What you will do: Pick every line from the data below that contains the string "RANO" and copy it.

Input records:
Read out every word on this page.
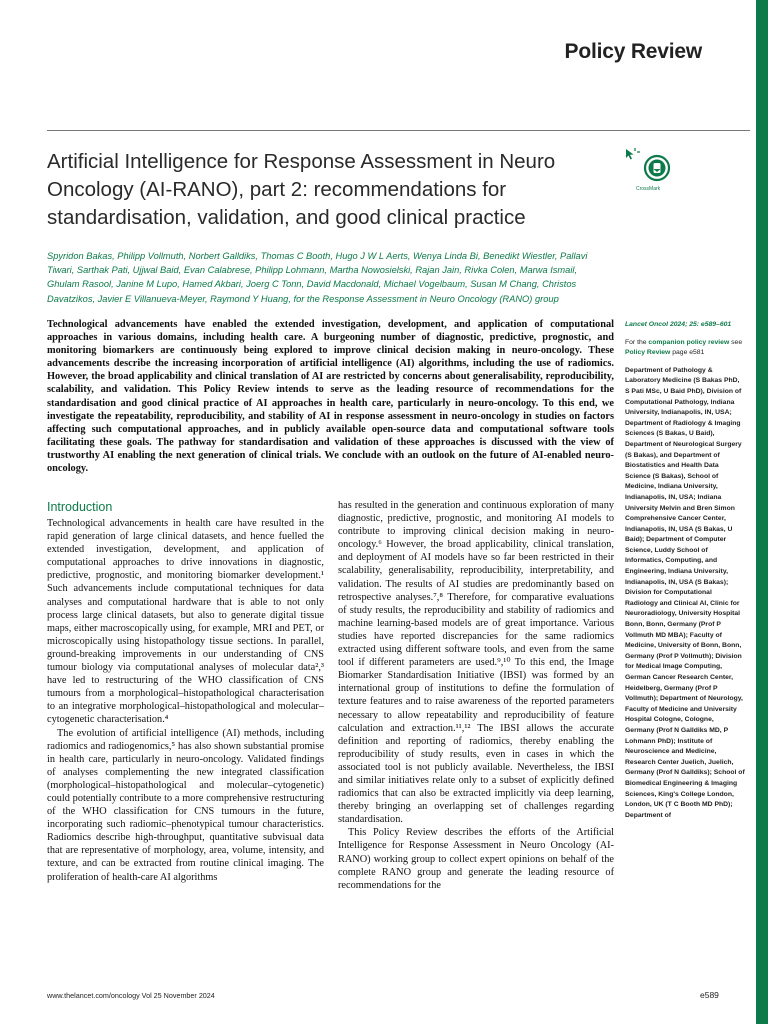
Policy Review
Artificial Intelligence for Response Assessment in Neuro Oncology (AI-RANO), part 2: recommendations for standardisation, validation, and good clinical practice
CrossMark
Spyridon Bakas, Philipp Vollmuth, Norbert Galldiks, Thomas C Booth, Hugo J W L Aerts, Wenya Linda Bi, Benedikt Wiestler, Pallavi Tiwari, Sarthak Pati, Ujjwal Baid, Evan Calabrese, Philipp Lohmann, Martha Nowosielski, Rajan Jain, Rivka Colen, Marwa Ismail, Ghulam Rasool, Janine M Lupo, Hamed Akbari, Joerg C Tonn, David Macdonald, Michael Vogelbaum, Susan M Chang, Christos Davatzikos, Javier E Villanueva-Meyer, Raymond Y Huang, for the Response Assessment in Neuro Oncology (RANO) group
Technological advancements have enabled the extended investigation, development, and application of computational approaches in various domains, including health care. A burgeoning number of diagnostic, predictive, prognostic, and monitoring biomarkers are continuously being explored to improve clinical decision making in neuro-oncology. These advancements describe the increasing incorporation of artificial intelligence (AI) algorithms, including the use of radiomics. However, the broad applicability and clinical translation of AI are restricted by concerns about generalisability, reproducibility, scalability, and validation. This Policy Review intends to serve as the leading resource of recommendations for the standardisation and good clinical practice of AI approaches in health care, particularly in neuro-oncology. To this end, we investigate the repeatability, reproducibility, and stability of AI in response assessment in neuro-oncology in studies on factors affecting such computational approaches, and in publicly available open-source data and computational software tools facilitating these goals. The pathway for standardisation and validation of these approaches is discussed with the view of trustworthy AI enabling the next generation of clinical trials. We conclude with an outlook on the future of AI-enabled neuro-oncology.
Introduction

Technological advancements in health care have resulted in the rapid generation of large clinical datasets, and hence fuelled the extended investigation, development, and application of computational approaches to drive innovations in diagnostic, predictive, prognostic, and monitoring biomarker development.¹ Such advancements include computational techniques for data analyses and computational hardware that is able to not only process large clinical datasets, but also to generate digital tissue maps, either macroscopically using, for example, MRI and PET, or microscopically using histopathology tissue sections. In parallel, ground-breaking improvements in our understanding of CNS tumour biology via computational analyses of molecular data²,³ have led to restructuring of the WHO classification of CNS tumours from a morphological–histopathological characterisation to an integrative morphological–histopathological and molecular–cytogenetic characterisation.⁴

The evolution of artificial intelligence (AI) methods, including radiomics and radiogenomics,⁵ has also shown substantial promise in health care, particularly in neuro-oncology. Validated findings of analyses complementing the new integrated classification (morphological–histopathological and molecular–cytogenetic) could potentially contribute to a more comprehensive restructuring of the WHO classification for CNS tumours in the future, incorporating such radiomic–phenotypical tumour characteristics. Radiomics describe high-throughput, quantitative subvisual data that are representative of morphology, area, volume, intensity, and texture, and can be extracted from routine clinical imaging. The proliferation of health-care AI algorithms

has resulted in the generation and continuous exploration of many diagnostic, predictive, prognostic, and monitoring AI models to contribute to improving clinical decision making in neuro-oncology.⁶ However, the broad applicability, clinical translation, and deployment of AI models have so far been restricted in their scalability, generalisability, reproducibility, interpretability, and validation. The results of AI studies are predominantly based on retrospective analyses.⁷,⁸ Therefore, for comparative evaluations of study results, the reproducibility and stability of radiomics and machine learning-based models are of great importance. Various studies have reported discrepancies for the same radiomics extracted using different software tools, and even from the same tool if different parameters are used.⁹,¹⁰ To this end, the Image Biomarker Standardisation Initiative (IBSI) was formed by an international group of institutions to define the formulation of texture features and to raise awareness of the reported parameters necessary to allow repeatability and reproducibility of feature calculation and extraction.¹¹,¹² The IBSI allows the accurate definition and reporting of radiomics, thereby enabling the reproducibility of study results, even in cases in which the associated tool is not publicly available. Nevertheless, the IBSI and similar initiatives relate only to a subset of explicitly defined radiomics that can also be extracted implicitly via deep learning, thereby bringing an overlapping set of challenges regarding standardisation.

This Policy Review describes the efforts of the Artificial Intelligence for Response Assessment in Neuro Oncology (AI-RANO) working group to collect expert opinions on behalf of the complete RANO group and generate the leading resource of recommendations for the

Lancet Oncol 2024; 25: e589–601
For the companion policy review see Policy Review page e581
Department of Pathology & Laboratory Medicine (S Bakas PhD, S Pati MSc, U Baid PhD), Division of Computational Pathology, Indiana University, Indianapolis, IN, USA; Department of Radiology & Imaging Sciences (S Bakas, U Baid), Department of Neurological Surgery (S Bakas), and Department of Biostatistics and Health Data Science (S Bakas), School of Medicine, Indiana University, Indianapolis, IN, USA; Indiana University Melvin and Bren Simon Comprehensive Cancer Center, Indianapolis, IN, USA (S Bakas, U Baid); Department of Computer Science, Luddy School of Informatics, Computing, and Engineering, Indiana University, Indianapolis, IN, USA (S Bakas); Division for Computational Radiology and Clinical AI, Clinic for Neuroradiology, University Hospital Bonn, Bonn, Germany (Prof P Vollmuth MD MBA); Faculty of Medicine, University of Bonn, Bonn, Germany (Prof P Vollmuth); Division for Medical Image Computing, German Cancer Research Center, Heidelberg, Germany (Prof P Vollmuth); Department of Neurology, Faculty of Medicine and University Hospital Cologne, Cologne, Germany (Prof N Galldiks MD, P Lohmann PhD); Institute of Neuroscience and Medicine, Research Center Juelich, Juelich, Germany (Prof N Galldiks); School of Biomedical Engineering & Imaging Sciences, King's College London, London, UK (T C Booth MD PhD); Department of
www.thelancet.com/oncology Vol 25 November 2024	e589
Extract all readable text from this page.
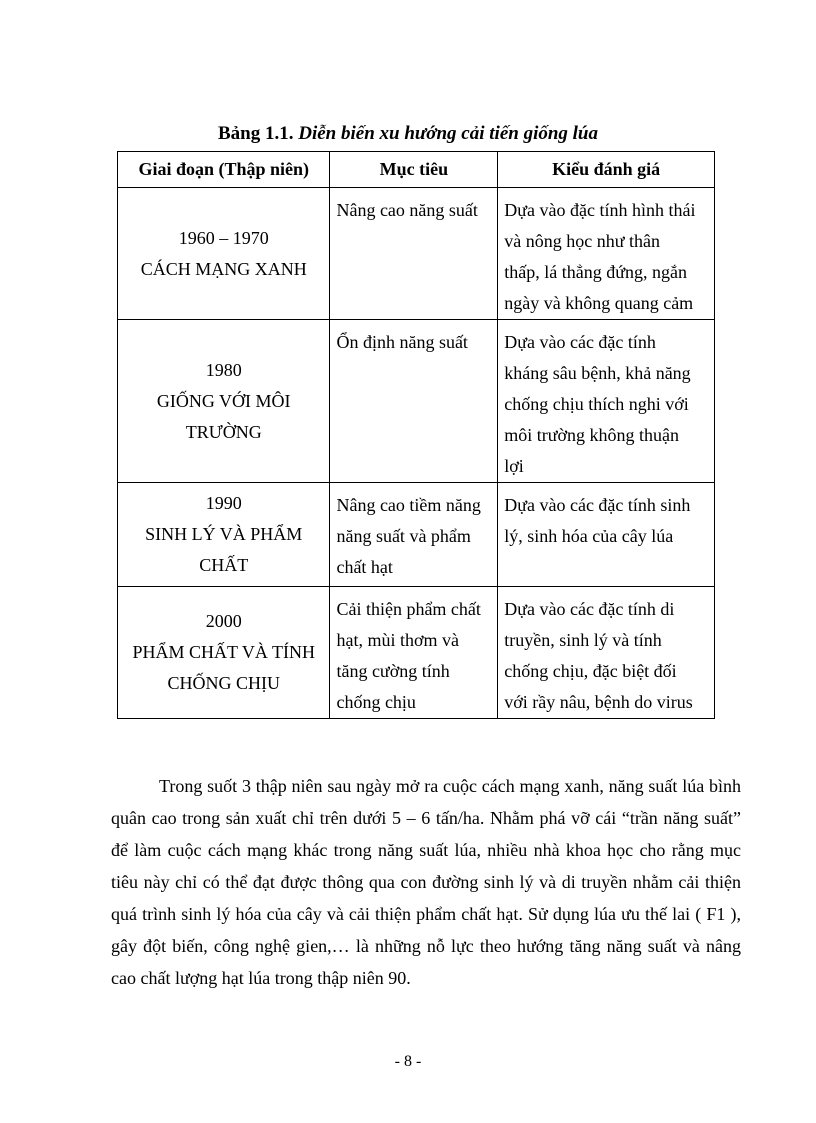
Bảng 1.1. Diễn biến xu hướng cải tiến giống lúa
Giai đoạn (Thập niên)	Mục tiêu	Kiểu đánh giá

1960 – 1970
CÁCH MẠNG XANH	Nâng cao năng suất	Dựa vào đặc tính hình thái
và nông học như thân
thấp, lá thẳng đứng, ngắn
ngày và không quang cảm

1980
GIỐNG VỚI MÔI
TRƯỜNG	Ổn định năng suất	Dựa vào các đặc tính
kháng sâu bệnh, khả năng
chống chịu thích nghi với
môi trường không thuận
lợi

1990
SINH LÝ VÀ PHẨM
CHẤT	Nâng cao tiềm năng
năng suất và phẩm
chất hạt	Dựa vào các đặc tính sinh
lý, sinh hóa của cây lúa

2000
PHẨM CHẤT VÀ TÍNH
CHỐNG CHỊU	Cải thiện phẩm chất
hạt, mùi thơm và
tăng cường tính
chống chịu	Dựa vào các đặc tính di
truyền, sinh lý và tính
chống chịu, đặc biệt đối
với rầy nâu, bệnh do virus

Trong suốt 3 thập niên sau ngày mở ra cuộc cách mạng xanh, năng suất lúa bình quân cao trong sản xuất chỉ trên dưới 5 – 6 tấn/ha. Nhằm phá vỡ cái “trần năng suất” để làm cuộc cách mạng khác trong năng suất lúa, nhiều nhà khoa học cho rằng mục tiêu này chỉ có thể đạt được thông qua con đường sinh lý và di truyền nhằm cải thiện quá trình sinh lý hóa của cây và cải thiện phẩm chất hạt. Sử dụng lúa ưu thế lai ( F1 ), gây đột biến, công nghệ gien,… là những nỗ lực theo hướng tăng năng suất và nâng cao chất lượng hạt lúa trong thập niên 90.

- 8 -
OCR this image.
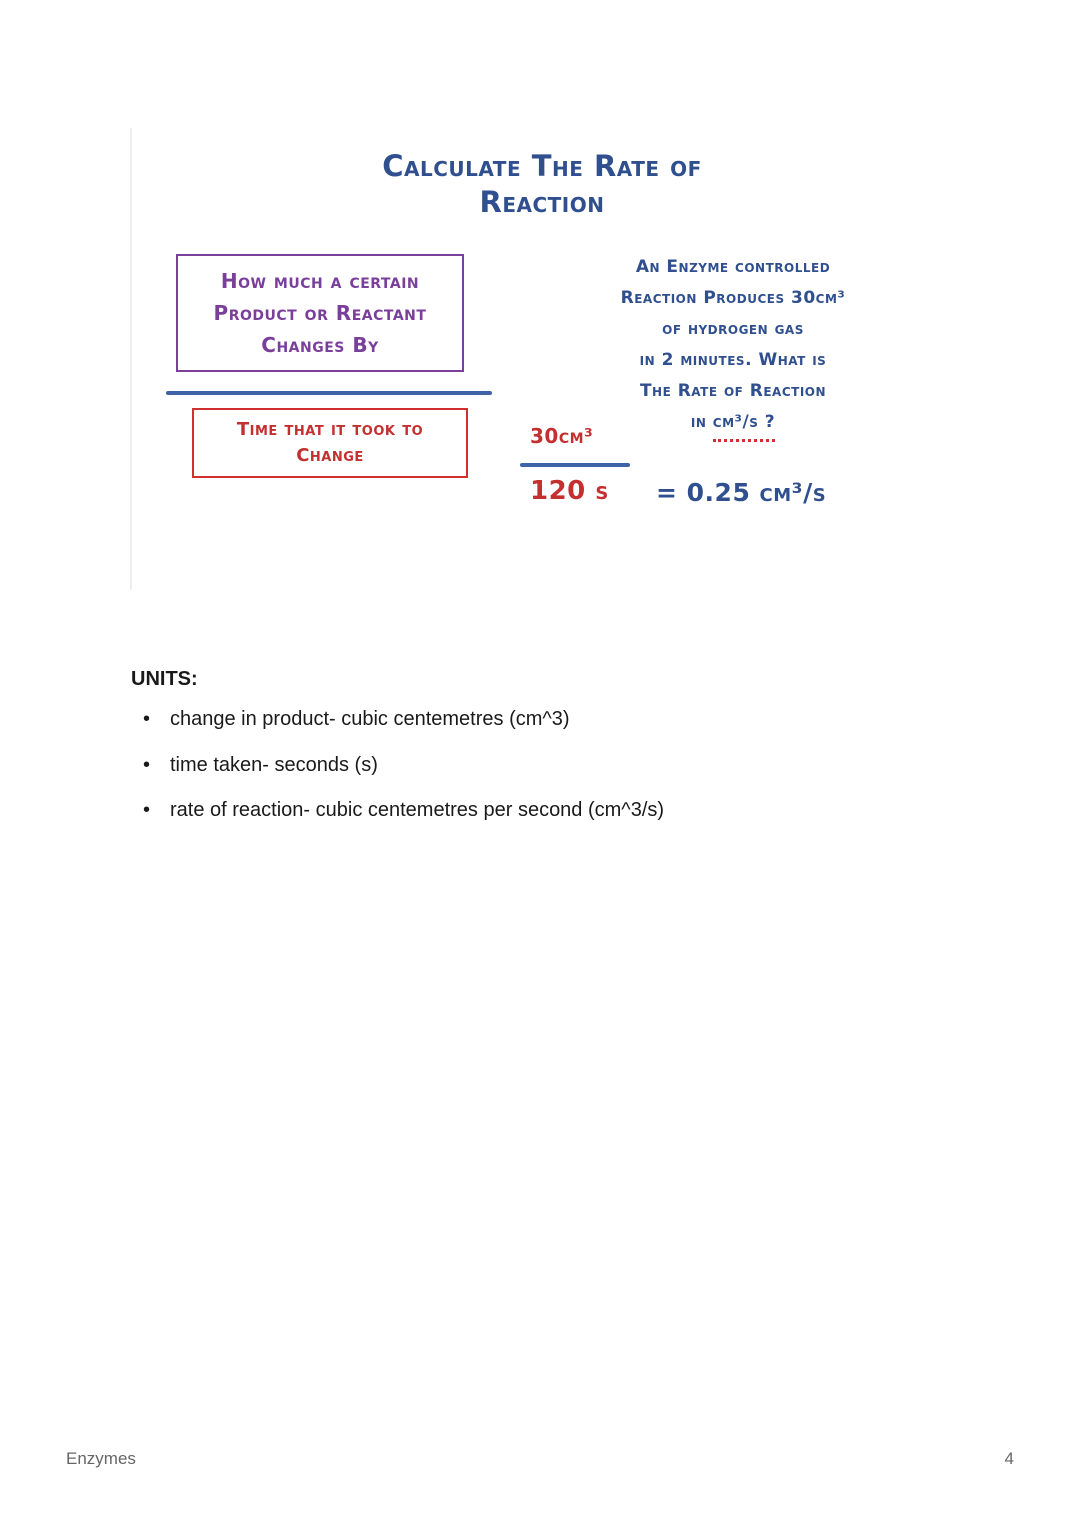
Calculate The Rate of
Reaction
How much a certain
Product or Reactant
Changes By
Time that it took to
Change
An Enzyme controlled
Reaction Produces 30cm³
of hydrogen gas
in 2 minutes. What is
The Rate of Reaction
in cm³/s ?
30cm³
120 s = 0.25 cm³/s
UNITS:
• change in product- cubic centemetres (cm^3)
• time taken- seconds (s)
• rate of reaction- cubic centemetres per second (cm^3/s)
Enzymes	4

Your response:
Artificial Intelligence for Response Assessment in Neuro Oncology (AI-RANO), part 2: recommendations for standardisation, validation, and good clinical practice
Spyridon Bakas, Philipp Vollmuth, Norbert Galldiks, Thomas C Booth, Hugo J W L Aerts, Wenya Linda Bi, Benedikt Wiestler, Pallavi Tiwari, Sarthak Pati, Ujjwal Baid, Evan Calabrese, Philipp Lohmann, Martha Nowosielski, Rajan Jain, Rivka Colen, Marwa Ismail, Ghulam Rasool, Janine M Lupo, Hamed Akbari, Joerg C Tonn, David Macdonald, Michael Vogelbaum, Susan M Chang, Christos Davatzikos, Javier E Villanueva-Meyer, Raymond Y Huang, for the Response Assessment in Neuro Oncology (RANO) group
This Policy Review describes the efforts of the Artificial Intelligence for Response Assessment in Neuro Oncology (AI-RANO) working group to collect expert opinions on behalf of the complete RANO group and generate the leading resource of recommendations for the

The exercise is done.